- _What is asked_
Copy out all lines carrying the word "Syrup".

============

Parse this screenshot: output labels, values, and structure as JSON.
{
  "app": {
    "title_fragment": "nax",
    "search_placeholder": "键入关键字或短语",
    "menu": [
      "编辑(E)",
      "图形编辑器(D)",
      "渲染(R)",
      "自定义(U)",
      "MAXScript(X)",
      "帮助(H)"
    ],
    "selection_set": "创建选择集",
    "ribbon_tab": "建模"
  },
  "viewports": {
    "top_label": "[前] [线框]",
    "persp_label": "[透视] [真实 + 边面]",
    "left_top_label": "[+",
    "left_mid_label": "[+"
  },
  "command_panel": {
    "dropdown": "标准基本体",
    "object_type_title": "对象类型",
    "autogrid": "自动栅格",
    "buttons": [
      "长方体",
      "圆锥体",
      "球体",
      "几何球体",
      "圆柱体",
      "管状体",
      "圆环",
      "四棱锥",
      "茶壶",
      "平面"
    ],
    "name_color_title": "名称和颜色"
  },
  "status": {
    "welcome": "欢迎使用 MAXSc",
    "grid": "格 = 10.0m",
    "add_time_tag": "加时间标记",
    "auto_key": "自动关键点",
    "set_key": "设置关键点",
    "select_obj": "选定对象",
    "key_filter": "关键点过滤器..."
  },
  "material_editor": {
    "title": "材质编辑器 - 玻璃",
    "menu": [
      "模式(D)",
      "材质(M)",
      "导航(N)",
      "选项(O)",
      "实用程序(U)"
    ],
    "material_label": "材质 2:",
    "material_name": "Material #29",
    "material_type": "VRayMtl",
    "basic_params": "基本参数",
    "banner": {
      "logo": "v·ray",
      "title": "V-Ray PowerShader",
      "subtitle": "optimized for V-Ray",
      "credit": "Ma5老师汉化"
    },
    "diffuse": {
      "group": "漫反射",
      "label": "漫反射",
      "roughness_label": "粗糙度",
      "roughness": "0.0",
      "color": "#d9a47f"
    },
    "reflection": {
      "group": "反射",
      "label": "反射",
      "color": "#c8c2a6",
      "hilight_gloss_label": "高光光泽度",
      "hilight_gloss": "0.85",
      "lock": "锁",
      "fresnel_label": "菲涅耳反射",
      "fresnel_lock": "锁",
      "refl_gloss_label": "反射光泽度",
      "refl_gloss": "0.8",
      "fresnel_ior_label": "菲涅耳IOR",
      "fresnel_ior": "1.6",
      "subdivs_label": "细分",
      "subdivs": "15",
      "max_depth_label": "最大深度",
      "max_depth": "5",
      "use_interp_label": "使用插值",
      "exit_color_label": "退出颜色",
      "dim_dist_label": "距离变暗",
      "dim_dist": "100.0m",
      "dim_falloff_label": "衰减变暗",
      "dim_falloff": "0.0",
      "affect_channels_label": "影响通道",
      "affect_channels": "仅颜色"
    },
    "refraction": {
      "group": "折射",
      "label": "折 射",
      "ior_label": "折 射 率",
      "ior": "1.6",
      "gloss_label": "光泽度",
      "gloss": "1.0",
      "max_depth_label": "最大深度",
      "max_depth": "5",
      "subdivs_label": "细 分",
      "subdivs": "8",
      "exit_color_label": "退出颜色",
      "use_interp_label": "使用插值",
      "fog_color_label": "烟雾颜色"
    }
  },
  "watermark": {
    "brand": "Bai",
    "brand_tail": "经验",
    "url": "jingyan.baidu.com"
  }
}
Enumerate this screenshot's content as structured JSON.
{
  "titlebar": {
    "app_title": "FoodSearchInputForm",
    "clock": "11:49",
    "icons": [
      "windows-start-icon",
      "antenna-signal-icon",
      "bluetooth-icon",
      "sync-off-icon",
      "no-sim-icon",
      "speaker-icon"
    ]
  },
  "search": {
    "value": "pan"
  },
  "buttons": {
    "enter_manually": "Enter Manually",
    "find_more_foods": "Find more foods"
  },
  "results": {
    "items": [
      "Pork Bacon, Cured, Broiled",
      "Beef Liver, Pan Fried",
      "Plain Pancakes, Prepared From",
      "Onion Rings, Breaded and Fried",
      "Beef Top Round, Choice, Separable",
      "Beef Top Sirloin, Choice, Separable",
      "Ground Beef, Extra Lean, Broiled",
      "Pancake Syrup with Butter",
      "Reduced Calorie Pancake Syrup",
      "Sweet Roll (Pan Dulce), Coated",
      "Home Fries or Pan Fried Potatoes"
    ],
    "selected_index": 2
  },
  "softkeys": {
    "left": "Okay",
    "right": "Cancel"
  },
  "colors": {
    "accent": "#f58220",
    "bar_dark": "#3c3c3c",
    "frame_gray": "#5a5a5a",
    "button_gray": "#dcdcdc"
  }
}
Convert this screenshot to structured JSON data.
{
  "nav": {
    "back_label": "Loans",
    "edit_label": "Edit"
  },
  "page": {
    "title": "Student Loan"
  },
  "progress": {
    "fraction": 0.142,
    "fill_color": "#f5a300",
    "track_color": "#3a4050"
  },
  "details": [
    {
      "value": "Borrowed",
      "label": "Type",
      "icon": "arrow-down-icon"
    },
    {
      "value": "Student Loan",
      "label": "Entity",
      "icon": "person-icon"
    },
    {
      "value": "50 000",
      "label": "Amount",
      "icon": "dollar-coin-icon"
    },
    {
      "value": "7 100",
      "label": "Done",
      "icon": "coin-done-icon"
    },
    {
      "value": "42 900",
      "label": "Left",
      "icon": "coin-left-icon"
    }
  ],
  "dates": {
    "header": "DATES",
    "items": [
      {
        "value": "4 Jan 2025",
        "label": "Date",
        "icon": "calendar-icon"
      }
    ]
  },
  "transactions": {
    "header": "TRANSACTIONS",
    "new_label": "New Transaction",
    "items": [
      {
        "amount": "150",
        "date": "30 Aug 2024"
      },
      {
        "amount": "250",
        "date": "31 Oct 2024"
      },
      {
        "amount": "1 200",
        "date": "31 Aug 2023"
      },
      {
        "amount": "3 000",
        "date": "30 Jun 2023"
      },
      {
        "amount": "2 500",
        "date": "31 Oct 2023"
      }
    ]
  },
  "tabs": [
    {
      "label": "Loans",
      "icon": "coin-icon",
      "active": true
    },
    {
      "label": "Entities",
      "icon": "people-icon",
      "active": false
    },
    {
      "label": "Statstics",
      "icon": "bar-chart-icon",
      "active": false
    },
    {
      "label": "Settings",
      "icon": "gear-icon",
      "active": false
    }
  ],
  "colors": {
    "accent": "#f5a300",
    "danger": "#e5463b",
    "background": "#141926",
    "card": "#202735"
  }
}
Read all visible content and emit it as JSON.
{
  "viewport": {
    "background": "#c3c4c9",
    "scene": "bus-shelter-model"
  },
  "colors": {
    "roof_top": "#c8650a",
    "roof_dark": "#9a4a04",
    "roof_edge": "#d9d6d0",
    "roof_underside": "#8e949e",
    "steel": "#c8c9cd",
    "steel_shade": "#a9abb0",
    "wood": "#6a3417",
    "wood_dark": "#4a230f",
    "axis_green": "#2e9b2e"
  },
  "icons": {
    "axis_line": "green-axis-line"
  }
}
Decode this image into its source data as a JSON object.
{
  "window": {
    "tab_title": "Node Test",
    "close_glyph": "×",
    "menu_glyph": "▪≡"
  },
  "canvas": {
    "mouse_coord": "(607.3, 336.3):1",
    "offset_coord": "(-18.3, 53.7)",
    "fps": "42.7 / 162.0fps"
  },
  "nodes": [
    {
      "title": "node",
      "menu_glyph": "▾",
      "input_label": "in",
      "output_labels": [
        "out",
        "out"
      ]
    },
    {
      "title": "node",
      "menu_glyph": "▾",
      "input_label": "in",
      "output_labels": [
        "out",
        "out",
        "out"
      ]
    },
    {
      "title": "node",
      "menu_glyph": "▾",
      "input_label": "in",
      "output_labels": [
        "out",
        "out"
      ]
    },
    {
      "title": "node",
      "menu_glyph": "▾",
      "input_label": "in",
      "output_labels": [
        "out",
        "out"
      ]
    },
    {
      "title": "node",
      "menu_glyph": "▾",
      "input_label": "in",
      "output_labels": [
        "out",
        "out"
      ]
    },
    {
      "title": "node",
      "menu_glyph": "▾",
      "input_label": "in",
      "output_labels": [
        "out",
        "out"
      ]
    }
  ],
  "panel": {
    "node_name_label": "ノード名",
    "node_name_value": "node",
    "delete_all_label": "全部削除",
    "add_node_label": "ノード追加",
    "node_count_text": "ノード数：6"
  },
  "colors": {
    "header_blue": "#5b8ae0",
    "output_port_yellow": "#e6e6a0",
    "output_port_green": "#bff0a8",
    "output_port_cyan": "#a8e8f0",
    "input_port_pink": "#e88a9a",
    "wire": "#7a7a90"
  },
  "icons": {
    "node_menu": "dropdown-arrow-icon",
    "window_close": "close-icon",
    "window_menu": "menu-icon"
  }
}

============

- _Expected output_
      "Pancake Syrup with Butter",
      "Reduced Calorie Pancake Syrup",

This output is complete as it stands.